*STATED TASK*
Copy each of the entries below faithfully, setting aside any pictures.

*ROWS*
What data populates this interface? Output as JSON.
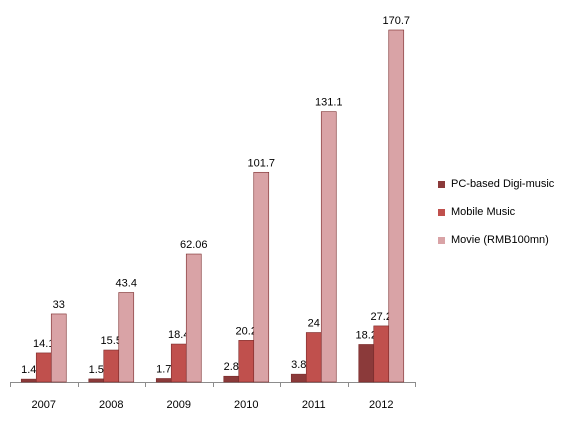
{
  "chart_data": {
    "type": "bar",
    "categories": [
      "2007",
      "2008",
      "2009",
      "2010",
      "2011",
      "2012"
    ],
    "series": [
      {
        "name": "PC-based Digi-music",
        "values": [
          1.4,
          1.5,
          1.7,
          2.8,
          3.8,
          18.2
        ],
        "labels": [
          "1.4",
          "1.5",
          "1.7",
          "2.8",
          "3.8",
          "18.2"
        ],
        "color": "#8B3A3A"
      },
      {
        "name": "Mobile Music",
        "values": [
          14.1,
          15.5,
          18.4,
          20.2,
          24,
          27.2
        ],
        "labels": [
          "14.1",
          "15.5",
          "18.4",
          "20.2",
          "24",
          "27.2"
        ],
        "color": "#C0504D"
      },
      {
        "name": "Movie (RMB100mn)",
        "values": [
          33,
          43.4,
          62.06,
          101.7,
          131.1,
          170.7
        ],
        "labels": [
          "33",
          "43.4",
          "62.06",
          "101.7",
          "131.1",
          "170.7"
        ],
        "color": "#D9A3A6"
      }
    ],
    "title": "",
    "xlabel": "",
    "ylabel": "",
    "ylim": [
      0,
      170.7
    ],
    "grid": false,
    "legend_position": "right"
  }
}
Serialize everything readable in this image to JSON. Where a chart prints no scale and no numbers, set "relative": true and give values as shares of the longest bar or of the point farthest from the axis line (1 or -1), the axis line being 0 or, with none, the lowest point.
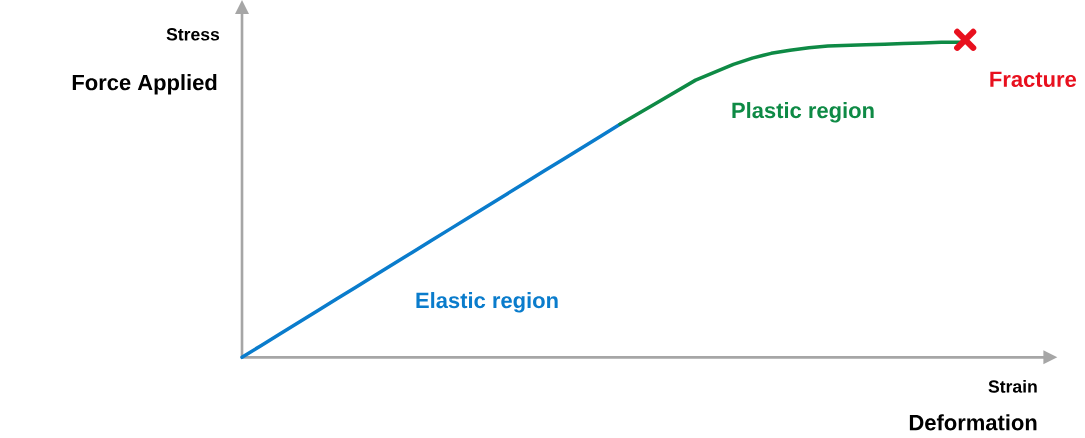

*WRITTEN RESPONSE*
What data populates this interface? Output as JSON.
{
  "chart_data": {
    "type": "bar",
    "categories": [
      "2007",
      "2008",
      "2009",
      "2010",
      "2011",
      "2012"
    ],
    "series": [
      {
        "name": "PC-based Digi-music",
        "values": [
          1.4,
          1.5,
          1.7,
          2.8,
          3.8,
          18.2
        ],
        "labels": [
          "1.4",
          "1.5",
          "1.7",
          "2.8",
          "3.8",
          "18.2"
        ],
        "color": "#8B3A3A"
      },
      {
        "name": "Mobile Music",
        "values": [
          14.1,
          15.5,
          18.4,
          20.2,
          24,
          27.2
        ],
        "labels": [
          "14.1",
          "15.5",
          "18.4",
          "20.2",
          "24",
          "27.2"
        ],
        "color": "#C0504D"
      },
      {
        "name": "Movie (RMB100mn)",
        "values": [
          33,
          43.4,
          62.06,
          101.7,
          131.1,
          170.7
        ],
        "labels": [
          "33",
          "43.4",
          "62.06",
          "101.7",
          "131.1",
          "170.7"
        ],
        "color": "#D9A3A6"
      }
    ],
    "title": "",
    "xlabel": "",
    "ylabel": "",
    "ylim": [
      0,
      170.7
    ],
    "grid": false,
    "legend_position": "right"
  }
}
Serialize everything readable in this image to JSON. Where a chart prints no scale and no numbers, set "relative": true and give values as shares of the longest bar or of the point farthest from the axis line (1 or -1), the axis line being 0 or, with none, the lowest point.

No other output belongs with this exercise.